- _WHAT THE TASK ASKS_
From the line containing "Read all visible content and emit it as JSON." to the last line of the data below, copy everything exactly and nothing else; pictures stay out.

┌─ LISTING

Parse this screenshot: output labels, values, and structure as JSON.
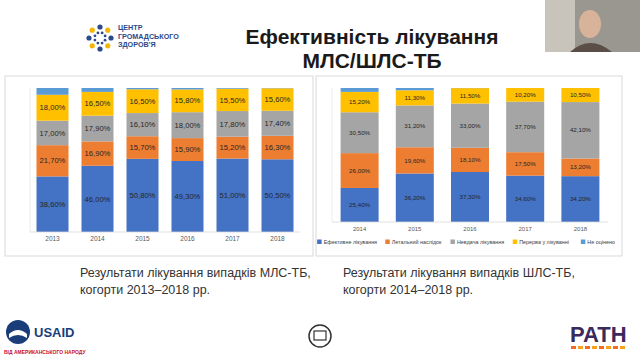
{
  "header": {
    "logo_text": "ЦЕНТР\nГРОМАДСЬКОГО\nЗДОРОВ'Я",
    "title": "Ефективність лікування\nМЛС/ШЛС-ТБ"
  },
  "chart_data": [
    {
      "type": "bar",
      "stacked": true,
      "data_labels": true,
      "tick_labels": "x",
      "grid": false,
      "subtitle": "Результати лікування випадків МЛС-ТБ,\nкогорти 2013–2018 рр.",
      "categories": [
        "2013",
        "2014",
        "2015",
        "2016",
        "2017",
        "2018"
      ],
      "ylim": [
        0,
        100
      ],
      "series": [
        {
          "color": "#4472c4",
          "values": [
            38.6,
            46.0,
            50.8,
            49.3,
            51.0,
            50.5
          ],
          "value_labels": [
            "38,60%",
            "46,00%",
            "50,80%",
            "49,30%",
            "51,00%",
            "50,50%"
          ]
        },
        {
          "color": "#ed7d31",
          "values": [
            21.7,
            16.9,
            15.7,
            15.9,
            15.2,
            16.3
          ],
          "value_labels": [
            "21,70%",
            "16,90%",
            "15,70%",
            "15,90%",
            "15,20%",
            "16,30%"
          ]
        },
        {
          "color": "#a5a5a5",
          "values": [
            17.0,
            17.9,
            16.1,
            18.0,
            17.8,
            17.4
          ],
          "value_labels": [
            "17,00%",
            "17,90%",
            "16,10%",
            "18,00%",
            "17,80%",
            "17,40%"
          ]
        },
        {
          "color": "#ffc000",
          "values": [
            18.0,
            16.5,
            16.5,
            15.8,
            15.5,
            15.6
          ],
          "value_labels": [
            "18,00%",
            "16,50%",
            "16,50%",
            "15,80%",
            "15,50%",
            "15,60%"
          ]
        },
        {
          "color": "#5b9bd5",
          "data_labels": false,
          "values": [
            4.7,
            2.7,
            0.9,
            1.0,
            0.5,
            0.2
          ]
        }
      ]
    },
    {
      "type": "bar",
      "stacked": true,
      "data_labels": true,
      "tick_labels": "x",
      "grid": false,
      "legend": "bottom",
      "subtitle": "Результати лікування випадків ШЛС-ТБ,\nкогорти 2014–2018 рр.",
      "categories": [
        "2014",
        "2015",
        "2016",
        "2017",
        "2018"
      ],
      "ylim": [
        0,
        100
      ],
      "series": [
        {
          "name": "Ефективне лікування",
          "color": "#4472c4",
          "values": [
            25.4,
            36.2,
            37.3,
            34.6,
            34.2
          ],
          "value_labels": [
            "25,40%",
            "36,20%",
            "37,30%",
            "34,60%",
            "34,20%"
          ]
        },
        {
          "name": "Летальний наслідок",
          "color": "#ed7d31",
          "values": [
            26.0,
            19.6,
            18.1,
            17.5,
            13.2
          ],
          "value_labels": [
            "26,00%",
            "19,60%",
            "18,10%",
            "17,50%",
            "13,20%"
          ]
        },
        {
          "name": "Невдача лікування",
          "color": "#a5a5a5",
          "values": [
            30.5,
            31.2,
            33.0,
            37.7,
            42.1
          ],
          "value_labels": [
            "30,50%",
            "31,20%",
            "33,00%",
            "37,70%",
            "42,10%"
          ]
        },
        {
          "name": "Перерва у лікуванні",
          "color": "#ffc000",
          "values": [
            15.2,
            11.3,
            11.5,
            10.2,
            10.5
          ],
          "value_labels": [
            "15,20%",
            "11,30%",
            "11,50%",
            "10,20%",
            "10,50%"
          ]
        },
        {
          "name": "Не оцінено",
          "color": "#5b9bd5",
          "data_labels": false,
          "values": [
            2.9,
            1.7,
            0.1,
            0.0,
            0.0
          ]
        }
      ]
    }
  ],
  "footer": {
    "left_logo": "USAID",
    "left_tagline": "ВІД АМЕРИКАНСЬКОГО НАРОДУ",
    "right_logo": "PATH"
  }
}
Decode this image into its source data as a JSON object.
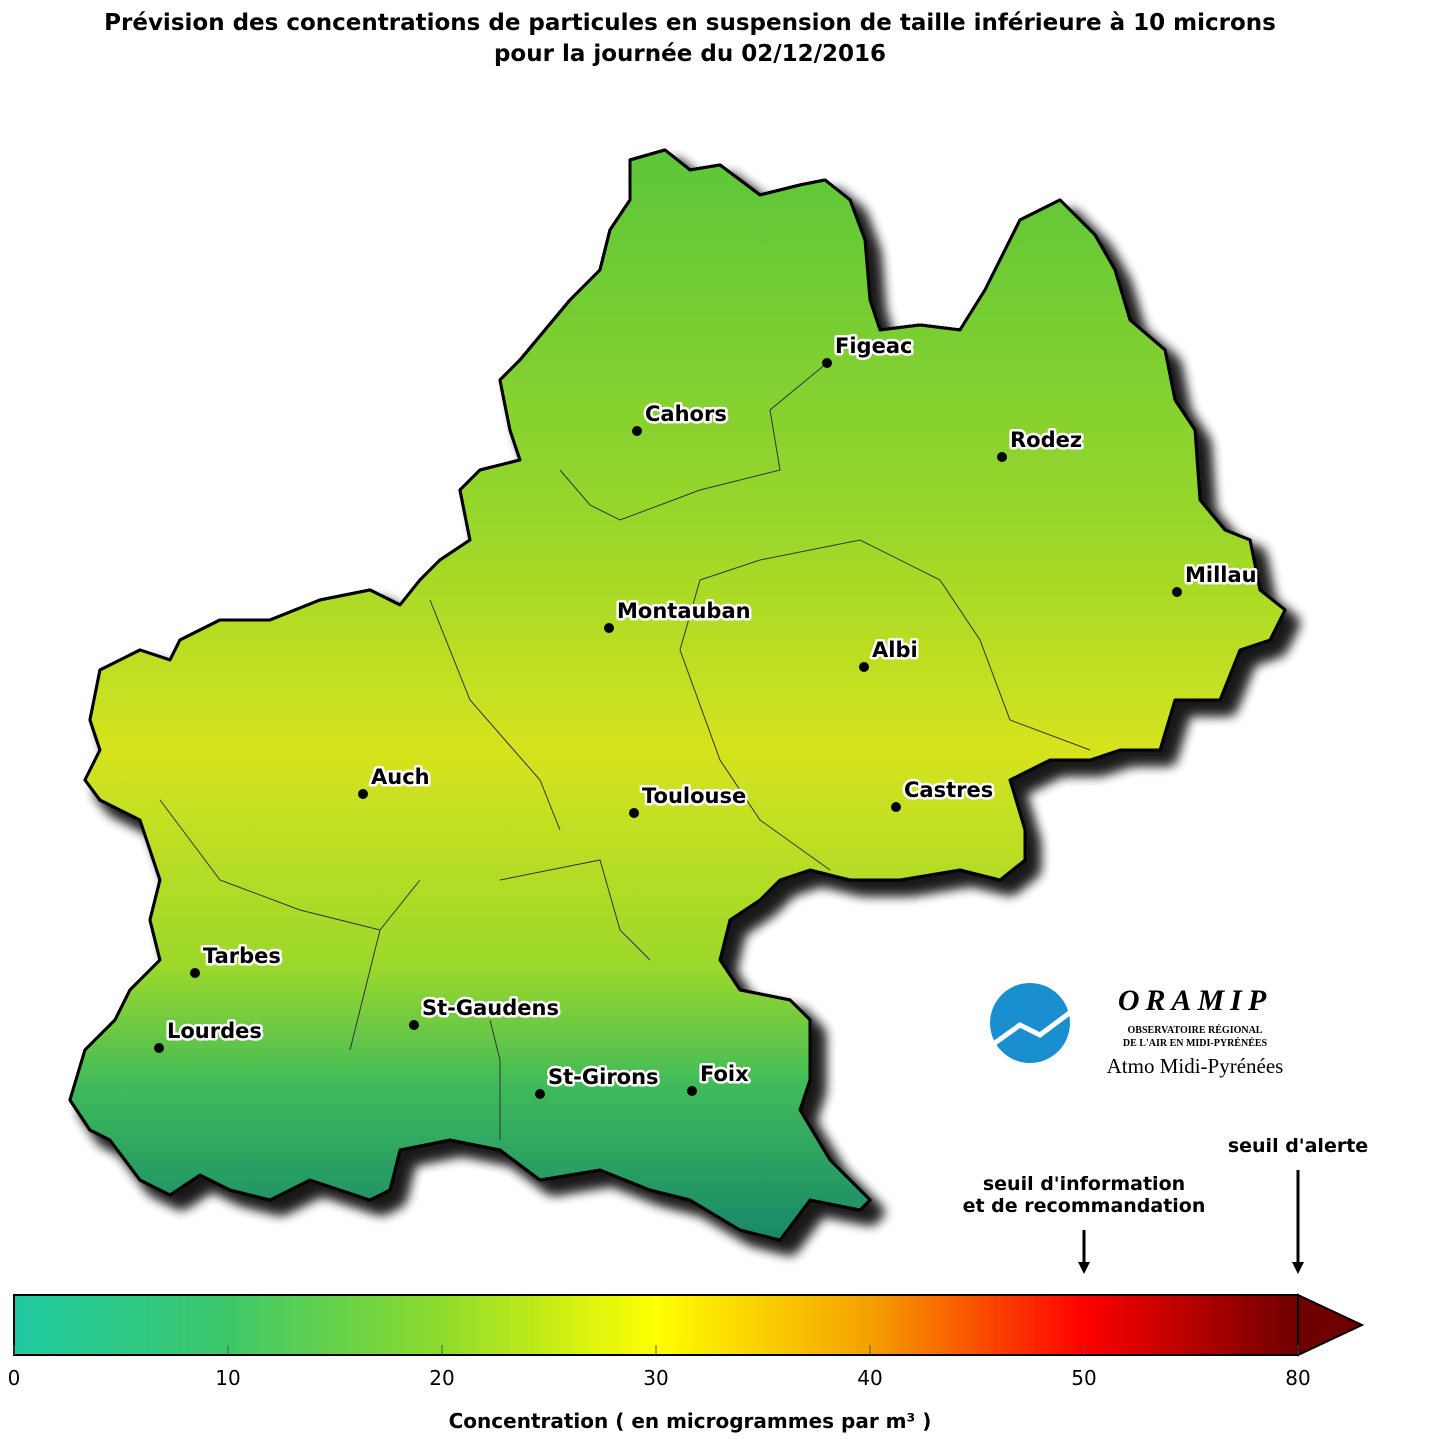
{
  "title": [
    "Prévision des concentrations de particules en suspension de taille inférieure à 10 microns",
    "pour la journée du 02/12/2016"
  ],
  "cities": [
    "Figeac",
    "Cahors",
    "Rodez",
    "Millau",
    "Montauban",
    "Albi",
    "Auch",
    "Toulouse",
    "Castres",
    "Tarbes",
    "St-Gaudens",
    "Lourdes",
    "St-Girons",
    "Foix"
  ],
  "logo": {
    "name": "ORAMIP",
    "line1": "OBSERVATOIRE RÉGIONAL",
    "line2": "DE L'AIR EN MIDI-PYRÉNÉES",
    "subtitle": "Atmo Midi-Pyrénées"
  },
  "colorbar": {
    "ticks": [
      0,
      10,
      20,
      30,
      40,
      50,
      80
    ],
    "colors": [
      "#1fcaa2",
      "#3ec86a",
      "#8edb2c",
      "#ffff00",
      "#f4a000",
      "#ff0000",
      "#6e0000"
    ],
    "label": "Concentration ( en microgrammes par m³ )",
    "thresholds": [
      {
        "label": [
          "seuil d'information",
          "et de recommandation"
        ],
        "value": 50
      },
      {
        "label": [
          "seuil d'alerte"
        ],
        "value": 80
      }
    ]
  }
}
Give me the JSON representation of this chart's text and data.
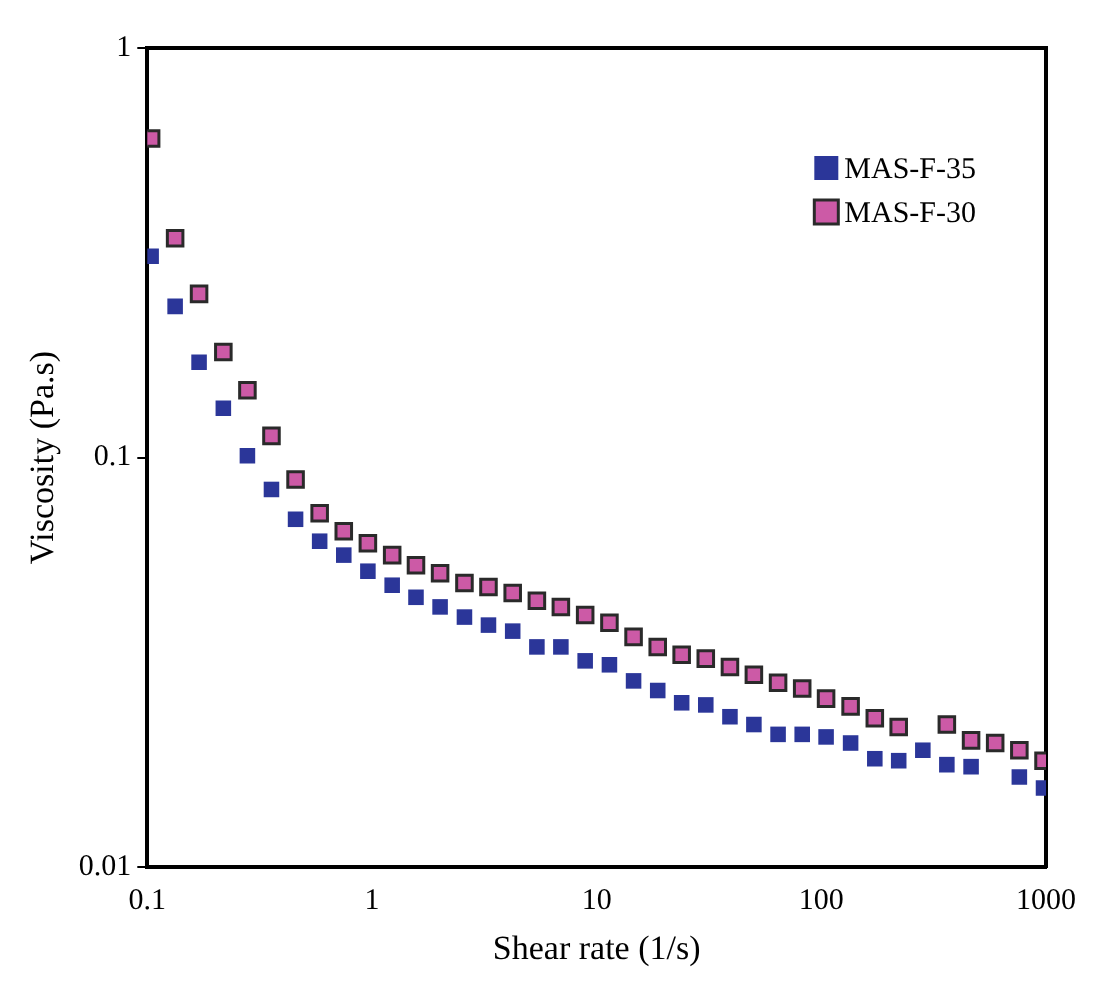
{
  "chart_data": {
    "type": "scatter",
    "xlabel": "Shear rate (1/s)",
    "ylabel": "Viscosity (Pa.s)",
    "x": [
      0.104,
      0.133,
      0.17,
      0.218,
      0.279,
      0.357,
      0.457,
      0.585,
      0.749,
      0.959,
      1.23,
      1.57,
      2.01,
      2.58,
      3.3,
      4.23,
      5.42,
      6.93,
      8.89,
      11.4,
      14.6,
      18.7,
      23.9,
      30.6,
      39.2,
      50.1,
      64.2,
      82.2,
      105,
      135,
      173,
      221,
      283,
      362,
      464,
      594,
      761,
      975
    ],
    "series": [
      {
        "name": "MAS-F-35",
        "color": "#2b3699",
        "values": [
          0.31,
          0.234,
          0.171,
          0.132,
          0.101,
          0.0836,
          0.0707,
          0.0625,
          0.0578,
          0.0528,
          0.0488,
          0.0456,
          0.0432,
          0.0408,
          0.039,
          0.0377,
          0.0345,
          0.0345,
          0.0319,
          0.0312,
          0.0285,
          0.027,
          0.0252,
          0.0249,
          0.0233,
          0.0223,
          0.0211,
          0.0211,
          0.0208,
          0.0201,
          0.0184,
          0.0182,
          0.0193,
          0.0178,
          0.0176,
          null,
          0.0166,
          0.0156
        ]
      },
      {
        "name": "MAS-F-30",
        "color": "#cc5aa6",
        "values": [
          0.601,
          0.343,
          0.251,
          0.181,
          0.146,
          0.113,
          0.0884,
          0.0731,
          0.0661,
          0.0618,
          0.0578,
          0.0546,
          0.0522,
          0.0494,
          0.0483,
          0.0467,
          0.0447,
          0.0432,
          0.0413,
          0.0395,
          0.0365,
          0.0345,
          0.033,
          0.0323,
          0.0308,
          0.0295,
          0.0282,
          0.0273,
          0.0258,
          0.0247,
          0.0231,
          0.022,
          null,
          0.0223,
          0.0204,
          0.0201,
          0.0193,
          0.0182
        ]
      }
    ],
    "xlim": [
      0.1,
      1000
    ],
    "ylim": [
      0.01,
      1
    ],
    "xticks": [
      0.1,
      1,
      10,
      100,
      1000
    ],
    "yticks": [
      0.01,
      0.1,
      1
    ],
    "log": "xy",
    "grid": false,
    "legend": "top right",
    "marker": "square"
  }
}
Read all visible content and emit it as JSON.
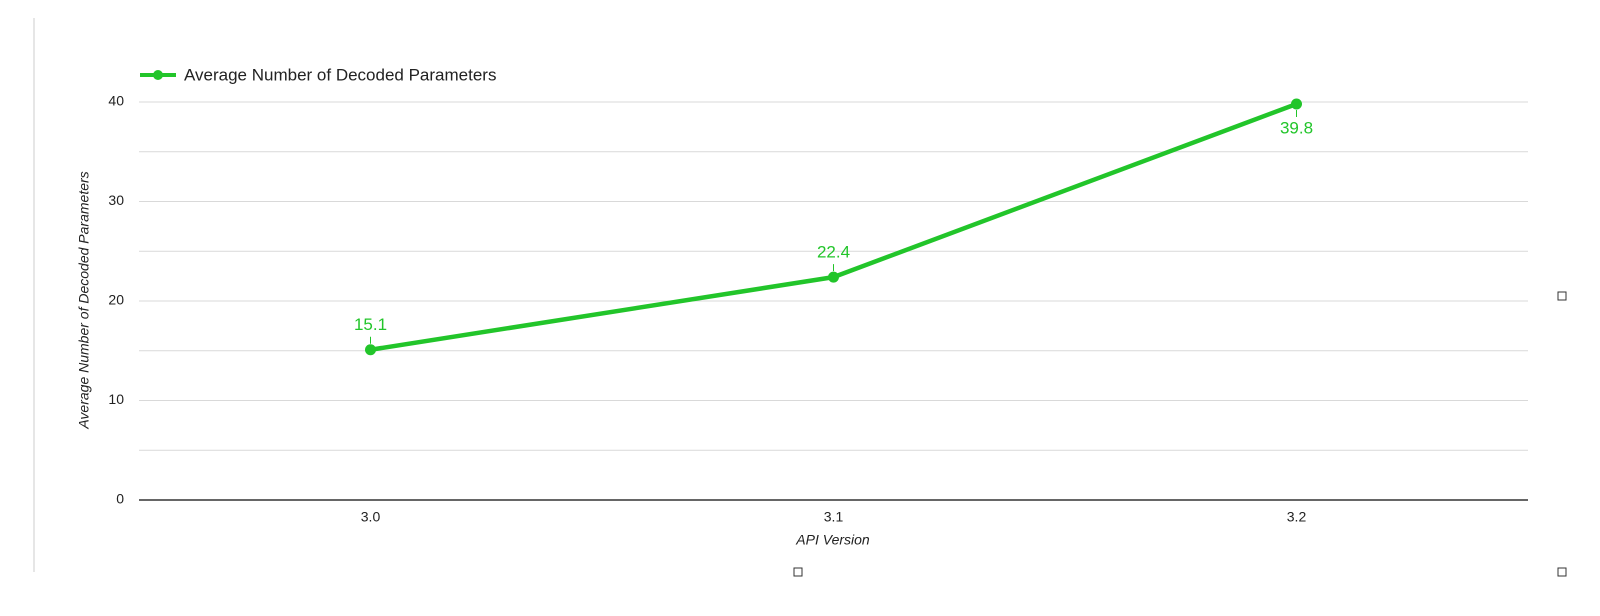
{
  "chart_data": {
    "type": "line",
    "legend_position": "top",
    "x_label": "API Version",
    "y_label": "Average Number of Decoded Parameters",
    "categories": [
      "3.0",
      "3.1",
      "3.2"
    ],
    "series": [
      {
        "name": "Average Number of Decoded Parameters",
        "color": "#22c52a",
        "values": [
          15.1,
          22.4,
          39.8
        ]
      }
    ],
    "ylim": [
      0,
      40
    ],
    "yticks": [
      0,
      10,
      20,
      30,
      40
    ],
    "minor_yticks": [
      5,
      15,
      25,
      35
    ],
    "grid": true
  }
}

└─

- _FINAL RESULT_
Read all visible content and emit it as JSON.
{
  "chart_data": {
    "type": "line",
    "legend_position": "top",
    "x_label": "API Version",
    "y_label": "Average Number of Decoded Parameters",
    "categories": [
      "3.0",
      "3.1",
      "3.2"
    ],
    "series": [
      {
        "name": "Average Number of Decoded Parameters",
        "color": "#22c52a",
        "values": [
          15.1,
          22.4,
          39.8
        ]
      }
    ],
    "ylim": [
      0,
      40
    ],
    "yticks": [
      0,
      10,
      20,
      30,
      40
    ],
    "minor_yticks": [
      5,
      15,
      25,
      35
    ],
    "grid": true
  }
}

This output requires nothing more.